Set problem>
Rewrite the listing below as a numbered list, leaving out any blank lines.

Given entries>
□ □ □ □ □ □ □

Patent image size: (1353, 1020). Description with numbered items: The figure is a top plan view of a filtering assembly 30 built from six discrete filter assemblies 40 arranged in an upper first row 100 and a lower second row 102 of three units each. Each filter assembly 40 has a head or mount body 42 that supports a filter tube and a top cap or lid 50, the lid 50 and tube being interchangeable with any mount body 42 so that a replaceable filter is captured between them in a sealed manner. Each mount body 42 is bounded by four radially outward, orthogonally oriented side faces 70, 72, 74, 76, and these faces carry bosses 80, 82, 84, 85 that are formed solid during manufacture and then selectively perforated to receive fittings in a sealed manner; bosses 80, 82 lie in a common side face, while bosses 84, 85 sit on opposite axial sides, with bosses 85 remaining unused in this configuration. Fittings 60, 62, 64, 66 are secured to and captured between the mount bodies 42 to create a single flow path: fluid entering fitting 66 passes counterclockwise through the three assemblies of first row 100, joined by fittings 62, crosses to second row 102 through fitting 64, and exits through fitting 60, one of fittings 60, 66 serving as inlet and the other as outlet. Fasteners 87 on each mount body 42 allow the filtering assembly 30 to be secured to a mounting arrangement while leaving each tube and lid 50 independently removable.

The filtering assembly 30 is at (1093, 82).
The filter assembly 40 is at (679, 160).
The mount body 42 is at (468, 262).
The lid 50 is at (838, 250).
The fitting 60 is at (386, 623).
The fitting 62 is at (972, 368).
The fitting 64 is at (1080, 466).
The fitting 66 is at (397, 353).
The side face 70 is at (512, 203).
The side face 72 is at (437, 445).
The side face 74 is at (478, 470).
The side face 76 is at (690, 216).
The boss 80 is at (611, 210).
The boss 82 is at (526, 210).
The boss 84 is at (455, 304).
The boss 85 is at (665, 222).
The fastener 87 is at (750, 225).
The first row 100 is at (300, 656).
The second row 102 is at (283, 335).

□ □ □ □ □ □ □

Answer to this task>
1. Patent image size: (1353, 1020). Description with numbered items: The figure is a top plan view of a filtering assembly 30 built from six discrete filter assemblies 40 arranged in an upper first row 100 and a lower second row 102 of three units each. Each filter assembly 40 has a head or mount body 42 that supports a filter tube and a top cap or lid 50, the lid 50 and tube being interchangeable with any mount body 42 so that a replaceable filter is captured between them in a sealed manner. Each mount body 42 is bounded by four radially outward, orthogonally oriented side faces 70, 72, 74, 76, and these faces carry bosses 80, 82, 84, 85 that are formed solid during manufacture and then selectively perforated to receive fittings in a sealed manner; bosses 80, 82 lie in a common side face, while bosses 84, 85 sit on opposite axial sides, with bosses 85 remaining unused in this configuration. Fittings 60, 62, 64, 66 are secured to and captured between the mount bodies 42 to create a single flow path: fluid entering fitting 66 passes counterclockwise through the three assemblies of first row 100, joined by fittings 62, crosses to second row 102 through fitting 64, and exits through fitting 60, one of fittings 60, 66 serving as inlet and the other as outlet. Fasteners 87 on each mount body 42 allow the filtering assembly 30 to be secured to a mounting arrangement while leaving each tube and lid 50 independently removable.
2. The filtering assembly 30 is at (1093, 82).
3. The filter assembly 40 is at (679, 160).
4. The mount body 42 is at (468, 262).
5. The lid 50 is at (838, 250).
6. The fitting 60 is at (386, 623).
7. The fitting 62 is at (972, 368).
8. The fitting 64 is at (1080, 466).
9. The fitting 66 is at (397, 353).
10. The side face 70 is at (512, 203).
11. The side face 72 is at (437, 445).
12. The side face 74 is at (478, 470).
13. The side face 76 is at (690, 216).
14. The boss 80 is at (611, 210).
15. The boss 82 is at (526, 210).
16. The boss 84 is at (455, 304).
17. The boss 85 is at (665, 222).
18. The fastener 87 is at (750, 225).
19. The first row 100 is at (300, 656).
20. The second row 102 is at (283, 335).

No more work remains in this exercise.